--- Start Given records ---
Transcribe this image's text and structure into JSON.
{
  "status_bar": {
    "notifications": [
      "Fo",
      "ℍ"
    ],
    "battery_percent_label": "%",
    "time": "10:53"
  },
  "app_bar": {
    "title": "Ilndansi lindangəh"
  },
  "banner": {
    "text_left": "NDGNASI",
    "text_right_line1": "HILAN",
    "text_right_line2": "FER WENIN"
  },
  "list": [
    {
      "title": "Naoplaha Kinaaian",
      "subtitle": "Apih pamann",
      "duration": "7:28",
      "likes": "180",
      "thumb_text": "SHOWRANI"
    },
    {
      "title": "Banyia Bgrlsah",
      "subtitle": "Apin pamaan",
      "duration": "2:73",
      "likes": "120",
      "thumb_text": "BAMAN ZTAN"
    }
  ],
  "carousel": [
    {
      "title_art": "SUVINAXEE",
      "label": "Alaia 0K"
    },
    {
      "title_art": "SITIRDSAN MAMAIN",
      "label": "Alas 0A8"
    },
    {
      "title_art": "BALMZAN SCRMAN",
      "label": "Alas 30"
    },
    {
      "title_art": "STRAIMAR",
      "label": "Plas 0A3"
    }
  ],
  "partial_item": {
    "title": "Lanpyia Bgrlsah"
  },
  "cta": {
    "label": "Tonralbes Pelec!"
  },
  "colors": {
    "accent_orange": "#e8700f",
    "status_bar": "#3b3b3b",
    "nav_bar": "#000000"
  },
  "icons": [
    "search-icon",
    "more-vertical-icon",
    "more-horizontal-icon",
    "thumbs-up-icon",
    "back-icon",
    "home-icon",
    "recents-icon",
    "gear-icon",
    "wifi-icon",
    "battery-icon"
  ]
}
--- End Given records ---
Exercise brief:
Output the lines above verbatim and in full.

Exercise solution:
Transcribe this image's text and structure into JSON.
{
  "status_bar": {
    "notifications": [
      "Fo",
      "ℍ"
    ],
    "battery_percent_label": "%",
    "time": "10:53"
  },
  "app_bar": {
    "title": "Ilndansi lindangəh"
  },
  "banner": {
    "text_left": "NDGNASI",
    "text_right_line1": "HILAN",
    "text_right_line2": "FER WENIN"
  },
  "list": [
    {
      "title": "Naoplaha Kinaaian",
      "subtitle": "Apih pamann",
      "duration": "7:28",
      "likes": "180",
      "thumb_text": "SHOWRANI"
    },
    {
      "title": "Banyia Bgrlsah",
      "subtitle": "Apin pamaan",
      "duration": "2:73",
      "likes": "120",
      "thumb_text": "BAMAN ZTAN"
    }
  ],
  "carousel": [
    {
      "title_art": "SUVINAXEE",
      "label": "Alaia 0K"
    },
    {
      "title_art": "SITIRDSAN MAMAIN",
      "label": "Alas 0A8"
    },
    {
      "title_art": "BALMZAN SCRMAN",
      "label": "Alas 30"
    },
    {
      "title_art": "STRAIMAR",
      "label": "Plas 0A3"
    }
  ],
  "partial_item": {
    "title": "Lanpyia Bgrlsah"
  },
  "cta": {
    "label": "Tonralbes Pelec!"
  },
  "colors": {
    "accent_orange": "#e8700f",
    "status_bar": "#3b3b3b",
    "nav_bar": "#000000"
  },
  "icons": [
    "search-icon",
    "more-vertical-icon",
    "more-horizontal-icon",
    "thumbs-up-icon",
    "back-icon",
    "home-icon",
    "recents-icon",
    "gear-icon",
    "wifi-icon",
    "battery-icon"
  ]
}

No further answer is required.